>>>

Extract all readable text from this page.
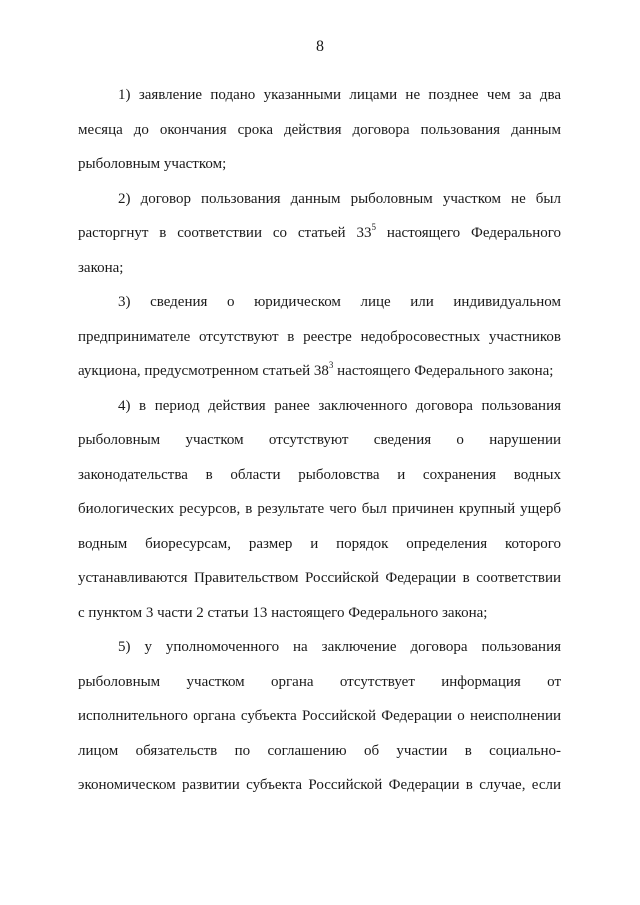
8
1) заявление подано указанными лицами не позднее чем за два
месяца до окончания срока действия договора пользования данным
рыболовным участком;
2) договор пользования данным рыболовным участком не был
расторгнут в соответствии со статьей $33^5$ настоящего Федерального
закона;
3) сведения о юридическом лице или индивидуальном
предпринимателе отсутствуют в реестре недобросовестных участников
аукциона, предусмотренном статьей $38^3$ настоящего Федерального закона;
4) в период действия ранее заключенного договора пользования
рыболовным участком отсутствуют сведения о нарушении
законодательства в области рыболовства и сохранения водных
биологических ресурсов, в результате чего был причинен крупный ущерб
водным биоресурсам, размер и порядок определения которого
устанавливаются Правительством Российской Федерации в соответствии
с пунктом 3 части 2 статьи 13 настоящего Федерального закона;
5) у уполномоченного на заключение договора пользования
рыболовным участком органа отсутствует информация от
исполнительного органа субъекта Российской Федерации о неисполнении
лицом обязательств по соглашению об участии в социально-
экономическом развитии субъекта Российской Федерации в случае, если
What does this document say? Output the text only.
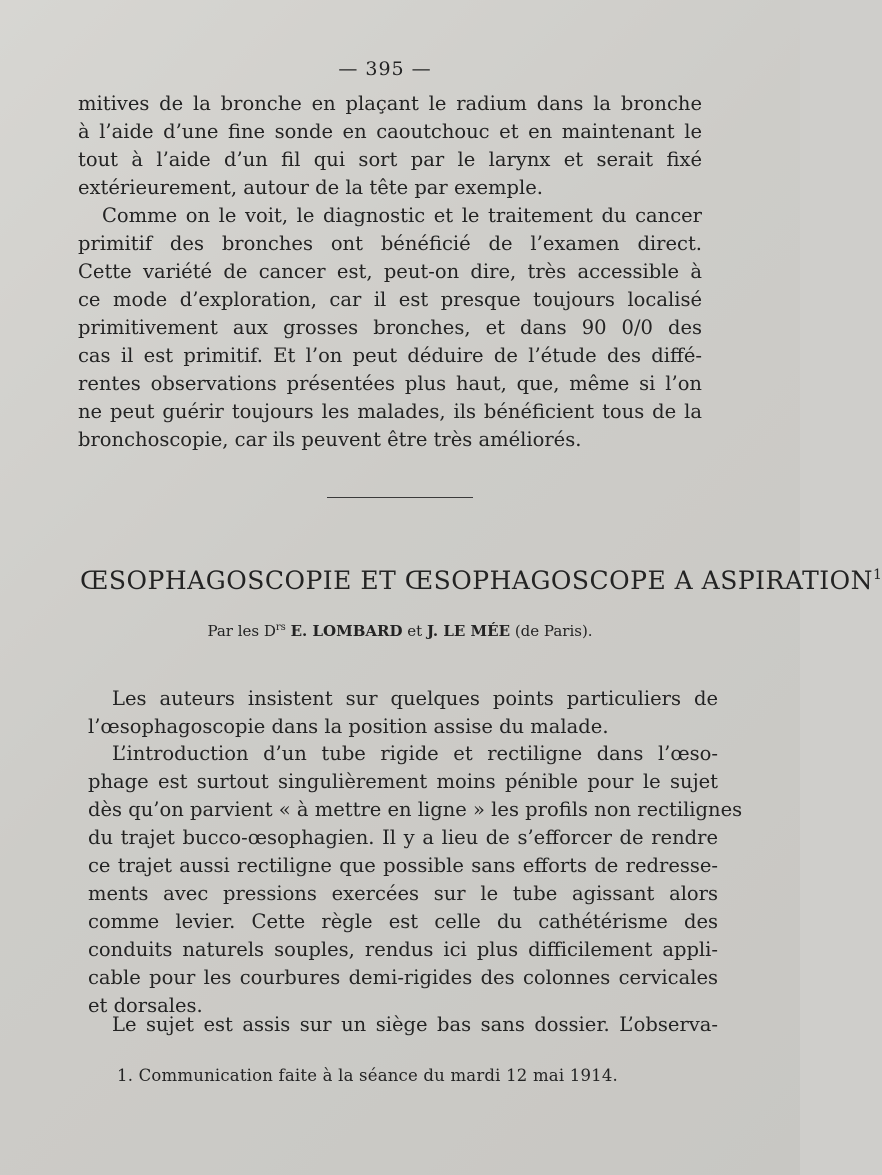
— 395 —
mitives de la bronche en plaçant le radium dans la bronche
à l’aide d’une fine sonde en caoutchouc et en maintenant le
tout à l’aide d’un fil qui sort par le larynx et serait fixé
extérieurement, autour de la tête par exemple.
Comme on le voit, le diagnostic et le traitement du cancer
primitif des bronches ont bénéficié de l’examen direct.
Cette variété de cancer est, peut-on dire, très accessible à
ce mode d’exploration, car il est presque toujours localisé
primitivement aux grosses bronches, et dans 90 0/0 des
cas il est primitif. Et l’on peut déduire de l’étude des diffé-
rentes observations présentées plus haut, que, même si l’on
ne peut guérir toujours les malades, ils bénéficient tous de la
bronchoscopie, car ils peuvent être très améliorés.
ŒSOPHAGOSCOPIE ET ŒSOPHAGOSCOPE A ASPIRATION$^1$
Par les $D^{rs}$ E. LOMBARD et J. LE MÉE (de Paris).
Les auteurs insistent sur quelques points particuliers de
l’œsophagoscopie dans la position assise du malade.
L’introduction d’un tube rigide et rectiligne dans l’œso-
phage est surtout singulièrement moins pénible pour le sujet
dès qu’on parvient « à mettre en ligne » les profils non rectilignes
du trajet bucco-œsophagien. Il y a lieu de s’efforcer de rendre
ce trajet aussi rectiligne que possible sans efforts de redresse-
ments avec pressions exercées sur le tube agissant alors
comme levier. Cette règle est celle du cathétérisme des
conduits naturels souples, rendus ici plus difficilement appli-
cable pour les courbures demi-rigides des colonnes cervicales
et dorsales.
Le sujet est assis sur un siège bas sans dossier. L’observa-
1. Communication faite à la séance du mardi 12 mai 1914.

<<<

How many lines of the listing above include the word "договора"? State the number and nothing else.

:: Task answer ::
3